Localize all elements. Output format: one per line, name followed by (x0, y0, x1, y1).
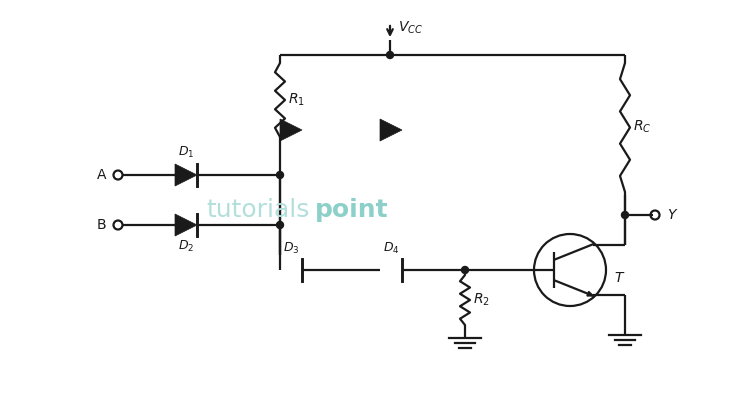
Text: $D_3$: $D_3$ (283, 241, 299, 256)
Text: $D_2$: $D_2$ (178, 239, 194, 254)
Polygon shape (380, 119, 402, 141)
Text: $R_C$: $R_C$ (633, 119, 652, 135)
Text: tutorials: tutorials (206, 198, 310, 222)
Text: $D_4$: $D_4$ (382, 241, 399, 256)
Polygon shape (175, 214, 197, 236)
Circle shape (650, 210, 659, 220)
Circle shape (622, 212, 628, 218)
Text: T: T (614, 271, 622, 285)
Text: A: A (97, 168, 106, 182)
Text: $R_1$: $R_1$ (288, 92, 305, 108)
Circle shape (113, 170, 122, 180)
Text: $V_{CC}$: $V_{CC}$ (398, 20, 423, 36)
Circle shape (277, 172, 284, 178)
Circle shape (277, 222, 284, 228)
Polygon shape (175, 164, 197, 186)
Polygon shape (587, 292, 593, 296)
Text: Y: Y (667, 208, 676, 222)
Text: B: B (96, 218, 106, 232)
Text: $R_2$: $R_2$ (473, 292, 490, 308)
Text: $D_1$: $D_1$ (178, 145, 194, 160)
Circle shape (461, 266, 469, 274)
Polygon shape (280, 119, 302, 141)
Circle shape (534, 234, 606, 306)
Circle shape (550, 266, 557, 274)
Text: point: point (315, 198, 388, 222)
Circle shape (113, 220, 122, 230)
Circle shape (386, 52, 394, 58)
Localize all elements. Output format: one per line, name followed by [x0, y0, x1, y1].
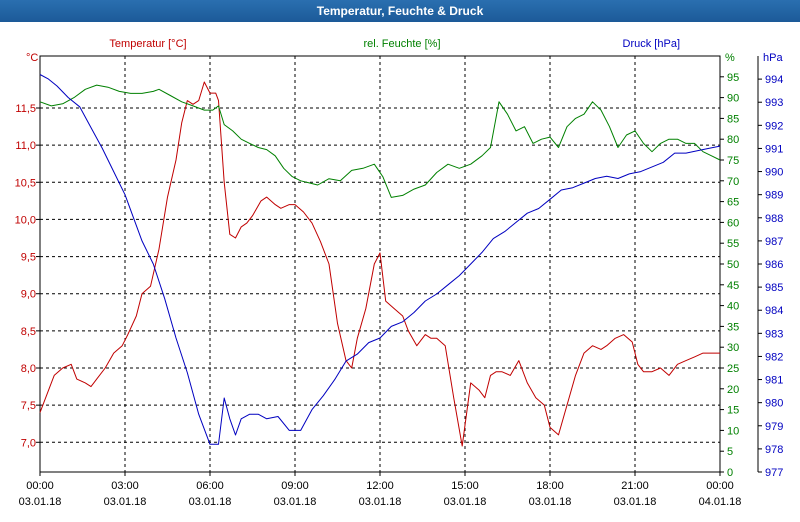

++++

**Your instructions:** Rewrite all the entries above as a numbered list, skipping any blank lines and leaving the pictures out.

**Answer to this task:**
1. Localize all elements. Output format: one per line, name followed by (x0, y0, x1, y1).
2. Text: $D_3$: $D_3$ (283, 241, 299, 256)
3. Text: $D_2$: $D_2$ (178, 239, 194, 254)
4. Polygon shape (380, 119, 402, 141)
5. Text: $R_C$: $R_C$ (633, 119, 652, 135)
6. Text: tutorials: tutorials (206, 198, 310, 222)
7. Text: $D_4$: $D_4$ (382, 241, 399, 256)
8. Polygon shape (175, 214, 197, 236)
9. Circle shape (650, 210, 659, 220)
10. Circle shape (622, 212, 628, 218)
11. Text: T: T (614, 271, 622, 285)
12. Text: A: A (97, 168, 106, 182)
13. Text: $R_1$: $R_1$ (288, 92, 305, 108)
14. Circle shape (113, 170, 122, 180)
15. Text: $V_{CC}$: $V_{CC}$ (398, 20, 423, 36)
16. Circle shape (277, 172, 284, 178)
17. Circle shape (277, 222, 284, 228)
18. Polygon shape (175, 164, 197, 186)
19. Polygon shape (587, 292, 593, 296)
20. Text: Y: Y (667, 208, 676, 222)
21. Text: B: B (96, 218, 106, 232)
22. Text: $R_2$: $R_2$ (473, 292, 490, 308)
23. Text: $D_1$: $D_1$ (178, 145, 194, 160)
24. Circle shape (461, 266, 469, 274)
25. Polygon shape (280, 119, 302, 141)
26. Circle shape (534, 234, 606, 306)
27. Circle shape (550, 266, 557, 274)
28. Text: point: point (315, 198, 388, 222)
29. Circle shape (113, 220, 122, 230)
30. Circle shape (386, 52, 394, 58)
31. Localize all elements. Output format: one per line, name followed by [x0, y0, x1, y1].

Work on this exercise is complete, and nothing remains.